What the task asks — Reproduce all the lines exactly as they stand, apart from the pictures.

>>

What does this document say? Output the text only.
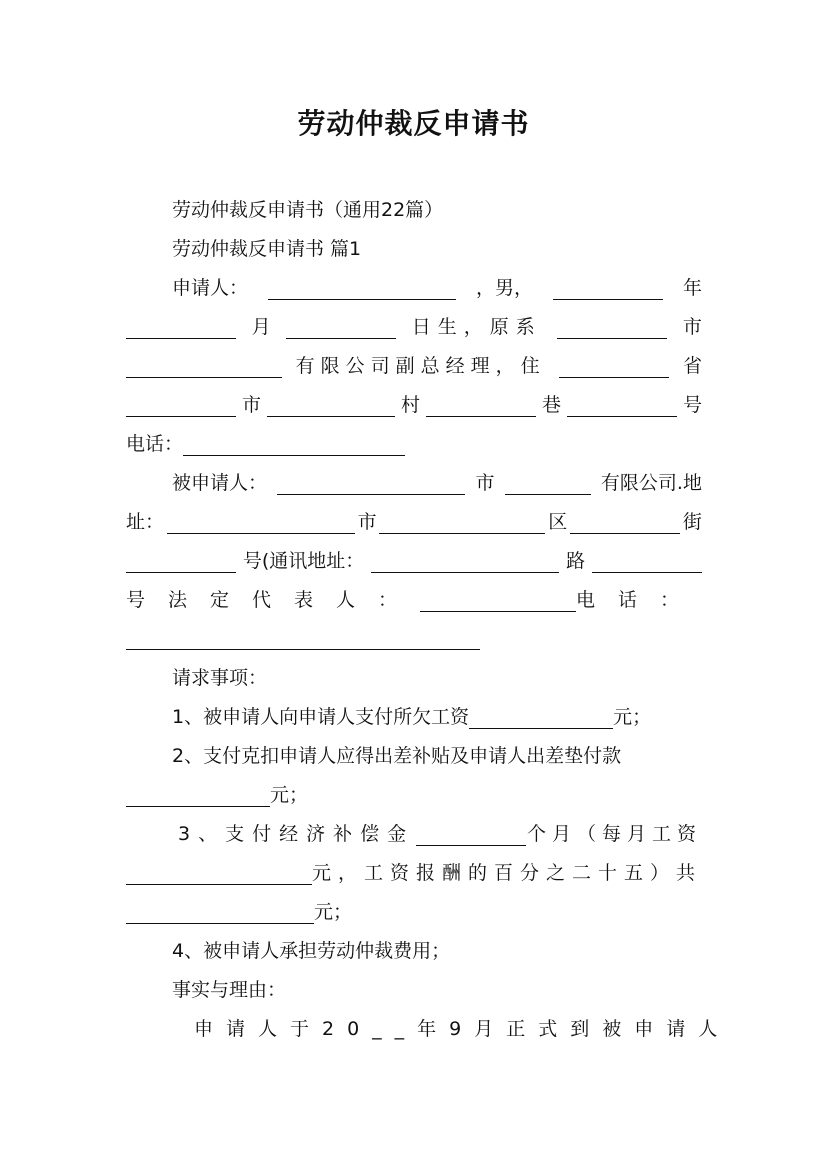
劳动仲裁反申请书
劳动仲裁反申请书（通用22篇）
劳动仲裁反申请书 篇1
申请人：	，男，	年
月	日生，原系	市
有限公司副总经理，住	省
市	村	巷	号
电话：
被申请人：	市	有限公司.地
址：	市	区	街
号(通讯地址：	路
号法定代表人：	电话：
请求事项：
1、被申请人向申请人支付所欠工资	元；
2、支付克扣申请人应得出差补贴及申请人出差垫付款
元；
3、支付经济补偿金	个月（每月工资
元，工资报酬的百分之二十五）共
元；
4、被申请人承担劳动仲裁费用；
事实与理由：
申请人于20__年9月正式到被申请人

<<

Answer to this problem —
What does this document say? Output the text only.
劳动仲裁反申请书
劳动仲裁反申请书（通用22篇）
劳动仲裁反申请书 篇1
申请人：	，男，	年
月	日生，原系	市
有限公司副总经理，住	省
市	村	巷	号
电话：
被申请人：	市	有限公司.地
址：	市	区	街
号(通讯地址：	路
号法定代表人：	电话：
请求事项：
1、被申请人向申请人支付所欠工资	元；
2、支付克扣申请人应得出差补贴及申请人出差垫付款
元；
3、支付经济补偿金	个月（每月工资
元，工资报酬的百分之二十五）共
元；
4、被申请人承担劳动仲裁费用；
事实与理由：
申请人于20__年9月正式到被申请人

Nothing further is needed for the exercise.